(Goal) Set the listing down again exactly, please, apart from its pictures.

(Data entries)
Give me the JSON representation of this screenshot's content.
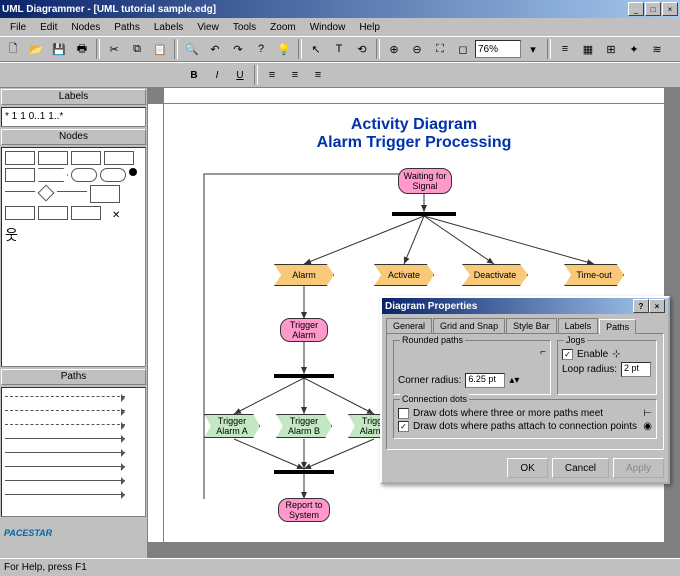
{
  "title": "UML Diagrammer - [UML tutorial sample.edg]",
  "menu": [
    "File",
    "Edit",
    "Nodes",
    "Paths",
    "Labels",
    "View",
    "Tools",
    "Zoom",
    "Window",
    "Help"
  ],
  "zoom": "76%",
  "panels": {
    "labels": "Labels",
    "nodes": "Nodes",
    "paths": "Paths",
    "label_items": [
      "* 1",
      "1 0..1",
      "1..*"
    ]
  },
  "diagram": {
    "title1": "Activity Diagram",
    "title2": "Alarm Trigger Processing",
    "nodes": {
      "waiting": "Waiting for Signal",
      "alarm": "Alarm",
      "activate": "Activate",
      "deactivate": "Deactivate",
      "timeout": "Time-out",
      "trigger_alarm": "Trigger Alarm",
      "trigger_a": "Trigger Alarm A",
      "trigger_b": "Trigger Alarm B",
      "trigger_c": "Trigger Alarm C",
      "report": "Report to System"
    }
  },
  "dialog": {
    "title": "Diagram Properties",
    "tabs": [
      "General",
      "Grid and Snap",
      "Style Bar",
      "Labels",
      "Paths"
    ],
    "active_tab": 4,
    "rounded": {
      "legend": "Rounded paths",
      "corner_label": "Corner radius:",
      "corner_val": "6.25 pt"
    },
    "jogs": {
      "legend": "Jogs",
      "enable": "Enable",
      "loop_label": "Loop radius:",
      "loop_val": "2 pt"
    },
    "dots": {
      "legend": "Connection dots",
      "cb1": "Draw dots where three or more paths meet",
      "cb2": "Draw dots where paths attach to connection points"
    },
    "ok": "OK",
    "cancel": "Cancel",
    "apply": "Apply"
  },
  "status": "For Help, press F1",
  "brand": "PACESTAR"
}
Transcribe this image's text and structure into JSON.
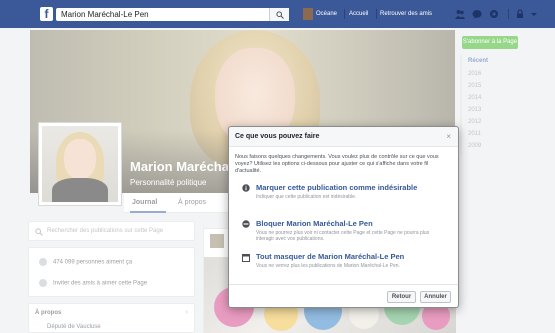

(Response to this exercise)
Give me the JSON representation of this screenshot's content.
{
  "title": "UML Diagrammer - [UML tutorial sample.edg]",
  "menu": [
    "File",
    "Edit",
    "Nodes",
    "Paths",
    "Labels",
    "View",
    "Tools",
    "Zoom",
    "Window",
    "Help"
  ],
  "zoom": "76%",
  "panels": {
    "labels": "Labels",
    "nodes": "Nodes",
    "paths": "Paths",
    "label_items": [
      "* 1",
      "1 0..1",
      "1..*"
    ]
  },
  "diagram": {
    "title1": "Activity Diagram",
    "title2": "Alarm Trigger Processing",
    "nodes": {
      "waiting": "Waiting for Signal",
      "alarm": "Alarm",
      "activate": "Activate",
      "deactivate": "Deactivate",
      "timeout": "Time-out",
      "trigger_alarm": "Trigger Alarm",
      "trigger_a": "Trigger Alarm A",
      "trigger_b": "Trigger Alarm B",
      "trigger_c": "Trigger Alarm C",
      "report": "Report to System"
    }
  },
  "dialog": {
    "title": "Diagram Properties",
    "tabs": [
      "General",
      "Grid and Snap",
      "Style Bar",
      "Labels",
      "Paths"
    ],
    "active_tab": 4,
    "rounded": {
      "legend": "Rounded paths",
      "corner_label": "Corner radius:",
      "corner_val": "6.25 pt"
    },
    "jogs": {
      "legend": "Jogs",
      "enable": "Enable",
      "loop_label": "Loop radius:",
      "loop_val": "2 pt"
    },
    "dots": {
      "legend": "Connection dots",
      "cb1": "Draw dots where three or more paths meet",
      "cb2": "Draw dots where paths attach to connection points"
    },
    "ok": "OK",
    "cancel": "Cancel",
    "apply": "Apply"
  },
  "status": "For Help, press F1",
  "brand": "PACESTAR"
}
Transcribe this image's text and structure into JSON.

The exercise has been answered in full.